[Begin Records to process]

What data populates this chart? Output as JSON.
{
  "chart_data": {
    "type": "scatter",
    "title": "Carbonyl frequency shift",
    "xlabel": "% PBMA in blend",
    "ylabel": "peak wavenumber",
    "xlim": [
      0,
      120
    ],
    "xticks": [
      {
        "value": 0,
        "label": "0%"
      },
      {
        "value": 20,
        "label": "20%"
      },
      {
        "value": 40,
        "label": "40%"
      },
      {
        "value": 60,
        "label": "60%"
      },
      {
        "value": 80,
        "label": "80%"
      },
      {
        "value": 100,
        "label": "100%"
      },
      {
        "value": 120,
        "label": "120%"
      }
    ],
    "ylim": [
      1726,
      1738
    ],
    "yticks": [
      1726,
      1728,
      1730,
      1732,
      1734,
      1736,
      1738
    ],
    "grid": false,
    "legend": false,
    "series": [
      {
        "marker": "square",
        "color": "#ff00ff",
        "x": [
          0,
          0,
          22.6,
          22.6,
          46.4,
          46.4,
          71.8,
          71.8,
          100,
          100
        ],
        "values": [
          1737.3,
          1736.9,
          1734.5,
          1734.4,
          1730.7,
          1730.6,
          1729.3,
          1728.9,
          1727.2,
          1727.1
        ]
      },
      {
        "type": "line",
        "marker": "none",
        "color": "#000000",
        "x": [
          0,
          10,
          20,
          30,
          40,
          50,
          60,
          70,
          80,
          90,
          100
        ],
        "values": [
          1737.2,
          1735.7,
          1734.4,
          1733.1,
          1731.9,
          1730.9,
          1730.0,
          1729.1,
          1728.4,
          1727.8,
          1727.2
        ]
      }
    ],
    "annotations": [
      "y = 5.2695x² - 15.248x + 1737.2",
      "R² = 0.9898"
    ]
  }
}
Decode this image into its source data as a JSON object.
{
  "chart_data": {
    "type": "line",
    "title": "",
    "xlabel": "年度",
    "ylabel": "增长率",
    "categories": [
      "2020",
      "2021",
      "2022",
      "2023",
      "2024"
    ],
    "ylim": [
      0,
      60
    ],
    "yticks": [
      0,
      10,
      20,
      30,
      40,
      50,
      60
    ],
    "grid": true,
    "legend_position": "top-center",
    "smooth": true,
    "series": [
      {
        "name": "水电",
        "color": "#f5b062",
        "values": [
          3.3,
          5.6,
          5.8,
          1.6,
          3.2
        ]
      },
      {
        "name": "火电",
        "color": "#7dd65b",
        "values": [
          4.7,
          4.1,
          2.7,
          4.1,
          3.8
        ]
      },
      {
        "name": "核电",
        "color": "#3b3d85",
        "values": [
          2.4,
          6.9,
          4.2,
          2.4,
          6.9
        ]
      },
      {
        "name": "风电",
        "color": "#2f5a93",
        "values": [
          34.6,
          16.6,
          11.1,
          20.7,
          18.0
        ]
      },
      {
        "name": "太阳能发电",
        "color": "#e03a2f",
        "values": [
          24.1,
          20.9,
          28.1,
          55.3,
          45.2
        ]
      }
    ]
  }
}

[End Records to process]

◆ **Exercise directions**:
Reproduce the listing above word for word.

◆ **Answer to this exercise**:
What data populates this chart? Output as JSON.
{
  "chart_data": {
    "type": "scatter",
    "title": "Carbonyl frequency shift",
    "xlabel": "% PBMA in blend",
    "ylabel": "peak wavenumber",
    "xlim": [
      0,
      120
    ],
    "xticks": [
      {
        "value": 0,
        "label": "0%"
      },
      {
        "value": 20,
        "label": "20%"
      },
      {
        "value": 40,
        "label": "40%"
      },
      {
        "value": 60,
        "label": "60%"
      },
      {
        "value": 80,
        "label": "80%"
      },
      {
        "value": 100,
        "label": "100%"
      },
      {
        "value": 120,
        "label": "120%"
      }
    ],
    "ylim": [
      1726,
      1738
    ],
    "yticks": [
      1726,
      1728,
      1730,
      1732,
      1734,
      1736,
      1738
    ],
    "grid": false,
    "legend": false,
    "series": [
      {
        "marker": "square",
        "color": "#ff00ff",
        "x": [
          0,
          0,
          22.6,
          22.6,
          46.4,
          46.4,
          71.8,
          71.8,
          100,
          100
        ],
        "values": [
          1737.3,
          1736.9,
          1734.5,
          1734.4,
          1730.7,
          1730.6,
          1729.3,
          1728.9,
          1727.2,
          1727.1
        ]
      },
      {
        "type": "line",
        "marker": "none",
        "color": "#000000",
        "x": [
          0,
          10,
          20,
          30,
          40,
          50,
          60,
          70,
          80,
          90,
          100
        ],
        "values": [
          1737.2,
          1735.7,
          1734.4,
          1733.1,
          1731.9,
          1730.9,
          1730.0,
          1729.1,
          1728.4,
          1727.8,
          1727.2
        ]
      }
    ],
    "annotations": [
      "y = 5.2695x² - 15.248x + 1737.2",
      "R² = 0.9898"
    ]
  }
}
Decode this image into its source data as a JSON object.
{
  "chart_data": {
    "type": "line",
    "title": "",
    "xlabel": "年度",
    "ylabel": "增长率",
    "categories": [
      "2020",
      "2021",
      "2022",
      "2023",
      "2024"
    ],
    "ylim": [
      0,
      60
    ],
    "yticks": [
      0,
      10,
      20,
      30,
      40,
      50,
      60
    ],
    "grid": true,
    "legend_position": "top-center",
    "smooth": true,
    "series": [
      {
        "name": "水电",
        "color": "#f5b062",
        "values": [
          3.3,
          5.6,
          5.8,
          1.6,
          3.2
        ]
      },
      {
        "name": "火电",
        "color": "#7dd65b",
        "values": [
          4.7,
          4.1,
          2.7,
          4.1,
          3.8
        ]
      },
      {
        "name": "核电",
        "color": "#3b3d85",
        "values": [
          2.4,
          6.9,
          4.2,
          2.4,
          6.9
        ]
      },
      {
        "name": "风电",
        "color": "#2f5a93",
        "values": [
          34.6,
          16.6,
          11.1,
          20.7,
          18.0
        ]
      },
      {
        "name": "太阳能发电",
        "color": "#e03a2f",
        "values": [
          24.1,
          20.9,
          28.1,
          55.3,
          45.2
        ]
      }
    ]
  }
}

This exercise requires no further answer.